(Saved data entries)

********

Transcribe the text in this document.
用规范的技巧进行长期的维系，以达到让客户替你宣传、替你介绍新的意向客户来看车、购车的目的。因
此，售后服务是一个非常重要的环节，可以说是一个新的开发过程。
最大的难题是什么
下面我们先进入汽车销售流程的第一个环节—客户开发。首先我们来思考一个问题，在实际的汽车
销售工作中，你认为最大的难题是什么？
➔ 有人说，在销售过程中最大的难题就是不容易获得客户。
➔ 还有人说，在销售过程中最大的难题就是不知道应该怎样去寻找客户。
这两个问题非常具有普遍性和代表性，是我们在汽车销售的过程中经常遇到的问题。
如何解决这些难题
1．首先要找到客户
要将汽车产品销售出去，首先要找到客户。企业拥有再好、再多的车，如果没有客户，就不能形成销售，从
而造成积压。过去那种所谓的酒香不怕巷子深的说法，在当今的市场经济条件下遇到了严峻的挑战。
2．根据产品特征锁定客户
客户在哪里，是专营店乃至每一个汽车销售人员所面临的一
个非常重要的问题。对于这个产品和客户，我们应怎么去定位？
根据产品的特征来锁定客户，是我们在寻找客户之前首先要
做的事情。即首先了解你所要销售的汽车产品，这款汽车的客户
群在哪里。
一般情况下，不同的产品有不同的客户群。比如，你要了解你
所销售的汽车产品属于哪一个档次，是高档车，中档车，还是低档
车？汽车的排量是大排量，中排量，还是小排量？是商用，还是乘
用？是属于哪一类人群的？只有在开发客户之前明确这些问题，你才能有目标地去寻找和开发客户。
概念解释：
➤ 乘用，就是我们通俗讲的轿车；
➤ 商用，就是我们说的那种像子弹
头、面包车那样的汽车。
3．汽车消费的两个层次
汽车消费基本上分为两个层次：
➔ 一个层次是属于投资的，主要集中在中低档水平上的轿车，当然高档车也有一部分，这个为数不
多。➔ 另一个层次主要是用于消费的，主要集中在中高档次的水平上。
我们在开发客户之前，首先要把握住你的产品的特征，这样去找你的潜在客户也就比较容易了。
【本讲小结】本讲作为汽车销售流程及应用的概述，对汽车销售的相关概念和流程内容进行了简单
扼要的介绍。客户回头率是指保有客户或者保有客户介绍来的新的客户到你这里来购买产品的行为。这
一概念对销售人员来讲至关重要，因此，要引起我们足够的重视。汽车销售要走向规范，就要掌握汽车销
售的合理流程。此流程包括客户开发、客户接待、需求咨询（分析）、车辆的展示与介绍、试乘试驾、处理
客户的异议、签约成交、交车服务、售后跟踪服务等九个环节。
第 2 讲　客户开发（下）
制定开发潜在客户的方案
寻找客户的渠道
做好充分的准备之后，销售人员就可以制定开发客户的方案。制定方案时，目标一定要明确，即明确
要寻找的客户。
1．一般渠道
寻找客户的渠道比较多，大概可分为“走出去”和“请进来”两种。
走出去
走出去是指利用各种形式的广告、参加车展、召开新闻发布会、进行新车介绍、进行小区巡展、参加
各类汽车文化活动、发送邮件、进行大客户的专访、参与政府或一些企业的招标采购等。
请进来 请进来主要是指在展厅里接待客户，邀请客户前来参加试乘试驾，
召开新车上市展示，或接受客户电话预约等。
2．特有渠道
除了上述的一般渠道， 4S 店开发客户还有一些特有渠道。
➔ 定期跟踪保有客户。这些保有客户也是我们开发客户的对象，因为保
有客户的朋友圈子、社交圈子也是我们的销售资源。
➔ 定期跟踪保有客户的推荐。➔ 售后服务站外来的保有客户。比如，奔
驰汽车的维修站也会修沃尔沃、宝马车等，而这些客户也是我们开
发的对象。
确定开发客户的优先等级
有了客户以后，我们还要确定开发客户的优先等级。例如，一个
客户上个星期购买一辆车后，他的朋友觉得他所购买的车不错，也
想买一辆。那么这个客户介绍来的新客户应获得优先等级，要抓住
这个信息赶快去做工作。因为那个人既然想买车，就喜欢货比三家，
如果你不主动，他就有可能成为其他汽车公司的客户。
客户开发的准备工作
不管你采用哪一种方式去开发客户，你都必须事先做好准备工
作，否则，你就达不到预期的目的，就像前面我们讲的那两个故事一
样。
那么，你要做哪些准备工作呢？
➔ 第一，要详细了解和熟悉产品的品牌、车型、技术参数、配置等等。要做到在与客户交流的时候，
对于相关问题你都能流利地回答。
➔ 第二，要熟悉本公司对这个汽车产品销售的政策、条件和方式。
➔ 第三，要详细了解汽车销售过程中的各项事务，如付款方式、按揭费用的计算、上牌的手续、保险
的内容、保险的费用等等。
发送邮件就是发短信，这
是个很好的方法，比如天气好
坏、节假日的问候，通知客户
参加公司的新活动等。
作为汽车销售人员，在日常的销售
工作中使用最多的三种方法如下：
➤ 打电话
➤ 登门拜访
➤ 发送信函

********

Give only the count of lines in the data that include the string "首先要找到客户".

2